Requirement =>
Reproduce the listing below character for character; drop every image.

Dataset entries =>
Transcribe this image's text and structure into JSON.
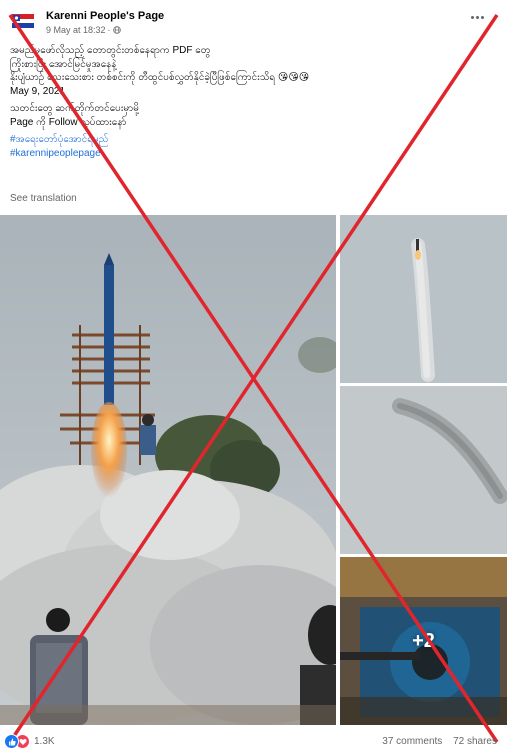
{
  "post": {
    "page_name": "Karenni People's Page",
    "timestamp": "9 May at 18:32",
    "privacy_separator": "·",
    "privacy_icon": "globe-icon",
    "more_icon": "more-options-icon",
    "caption_lines": [
      "အမည်မဖော်လိုသည့် တောတွင်းတစ်နေရာက PDF တွေ",
      "ကြိုးစားပြီး အောင်မြင်မှုအနေနဲ့",
      "နိုးပျံယာဉ် သေးသေးစား တစ်စင်းကို တီထွင်ပစ်လွှတ်နိုင်ခဲ့ပြီဖြစ်ကြောင်းသိရ 😘😘😘",
      "May 9, 2021",
      "သတင်းတွေ ဆက်တိုက်တင်ပေးမှာမို့",
      "Page ကို Follow လုပ်ထားနော်"
    ],
    "hashtags": [
      "#အရေးတော်ပုံအောင်ရမည်",
      "#karennipeoplepage"
    ],
    "see_translation": "See translation",
    "more_photos_label": "+2",
    "reaction_icons": [
      "like-icon",
      "love-icon"
    ],
    "reaction_count": "1.3K",
    "comments": "37 comments",
    "shares": "72 shares"
  },
  "colors": {
    "hashtag": "#216fdb",
    "secondary_text": "#65676b",
    "false_mark": "#e0262c",
    "like": "#1877f2",
    "love": "#f33e58"
  }
}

Exercise answer =>
Transcribe this image's text and structure into JSON.
{
  "post": {
    "page_name": "Karenni People's Page",
    "timestamp": "9 May at 18:32",
    "privacy_separator": "·",
    "privacy_icon": "globe-icon",
    "more_icon": "more-options-icon",
    "caption_lines": [
      "အမည်မဖော်လိုသည့် တောတွင်းတစ်နေရာက PDF တွေ",
      "ကြိုးစားပြီး အောင်မြင်မှုအနေနဲ့",
      "နိုးပျံယာဉ် သေးသေးစား တစ်စင်းကို တီထွင်ပစ်လွှတ်နိုင်ခဲ့ပြီဖြစ်ကြောင်းသိရ 😘😘😘",
      "May 9, 2021",
      "သတင်းတွေ ဆက်တိုက်တင်ပေးမှာမို့",
      "Page ကို Follow လုပ်ထားနော်"
    ],
    "hashtags": [
      "#အရေးတော်ပုံအောင်ရမည်",
      "#karennipeoplepage"
    ],
    "see_translation": "See translation",
    "more_photos_label": "+2",
    "reaction_icons": [
      "like-icon",
      "love-icon"
    ],
    "reaction_count": "1.3K",
    "comments": "37 comments",
    "shares": "72 shares"
  },
  "colors": {
    "hashtag": "#216fdb",
    "secondary_text": "#65676b",
    "false_mark": "#e0262c",
    "like": "#1877f2",
    "love": "#f33e58"
  }
}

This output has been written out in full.